» Exercise instructions
Quote every line of the data below as it stands, omitting pictures.
- - - -
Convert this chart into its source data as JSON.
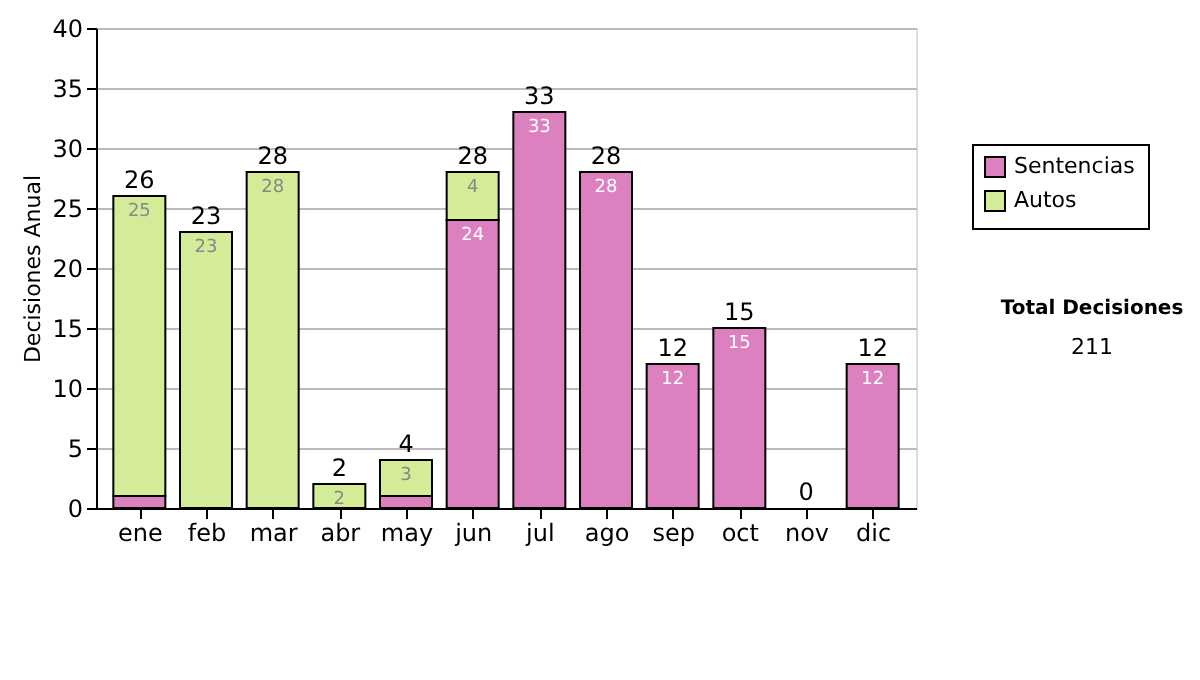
{
  "chart_data": {
    "type": "bar",
    "stacked": true,
    "ylabel": "Decisiones Anual",
    "categories": [
      "ene",
      "feb",
      "mar",
      "abr",
      "may",
      "jun",
      "jul",
      "ago",
      "sep",
      "oct",
      "nov",
      "dic"
    ],
    "series": [
      {
        "name": "Sentencias",
        "color": "#dc80c0",
        "values": [
          1,
          0,
          0,
          0,
          1,
          24,
          33,
          28,
          12,
          15,
          0,
          12
        ],
        "value_labels": [
          null,
          null,
          null,
          null,
          null,
          "24",
          "33",
          "28",
          "12",
          "15",
          null,
          "12"
        ]
      },
      {
        "name": "Autos",
        "color": "#d4eb98",
        "values": [
          25,
          23,
          28,
          2,
          3,
          4,
          0,
          0,
          0,
          0,
          0,
          0
        ],
        "value_labels": [
          "25",
          "23",
          "28",
          "2",
          "3",
          "4",
          null,
          null,
          null,
          null,
          null,
          null
        ]
      }
    ],
    "totals": [
      "26",
      "23",
      "28",
      "2",
      "4",
      "28",
      "33",
      "28",
      "12",
      "15",
      "0",
      "12"
    ],
    "ylim": [
      0,
      40
    ],
    "yticks": [
      0,
      5,
      10,
      15,
      20,
      25,
      30,
      35,
      40
    ],
    "grid": "y",
    "legend": "right",
    "annotations": [
      "Total Decisiones",
      "211"
    ]
  }
}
- - - -
» Task response
Convert this chart into its source data as JSON.
{
  "chart_data": {
    "type": "bar",
    "stacked": true,
    "ylabel": "Decisiones Anual",
    "categories": [
      "ene",
      "feb",
      "mar",
      "abr",
      "may",
      "jun",
      "jul",
      "ago",
      "sep",
      "oct",
      "nov",
      "dic"
    ],
    "series": [
      {
        "name": "Sentencias",
        "color": "#dc80c0",
        "values": [
          1,
          0,
          0,
          0,
          1,
          24,
          33,
          28,
          12,
          15,
          0,
          12
        ],
        "value_labels": [
          null,
          null,
          null,
          null,
          null,
          "24",
          "33",
          "28",
          "12",
          "15",
          null,
          "12"
        ]
      },
      {
        "name": "Autos",
        "color": "#d4eb98",
        "values": [
          25,
          23,
          28,
          2,
          3,
          4,
          0,
          0,
          0,
          0,
          0,
          0
        ],
        "value_labels": [
          "25",
          "23",
          "28",
          "2",
          "3",
          "4",
          null,
          null,
          null,
          null,
          null,
          null
        ]
      }
    ],
    "totals": [
      "26",
      "23",
      "28",
      "2",
      "4",
      "28",
      "33",
      "28",
      "12",
      "15",
      "0",
      "12"
    ],
    "ylim": [
      0,
      40
    ],
    "yticks": [
      0,
      5,
      10,
      15,
      20,
      25,
      30,
      35,
      40
    ],
    "grid": "y",
    "legend": "right",
    "annotations": [
      "Total Decisiones",
      "211"
    ]
  }
}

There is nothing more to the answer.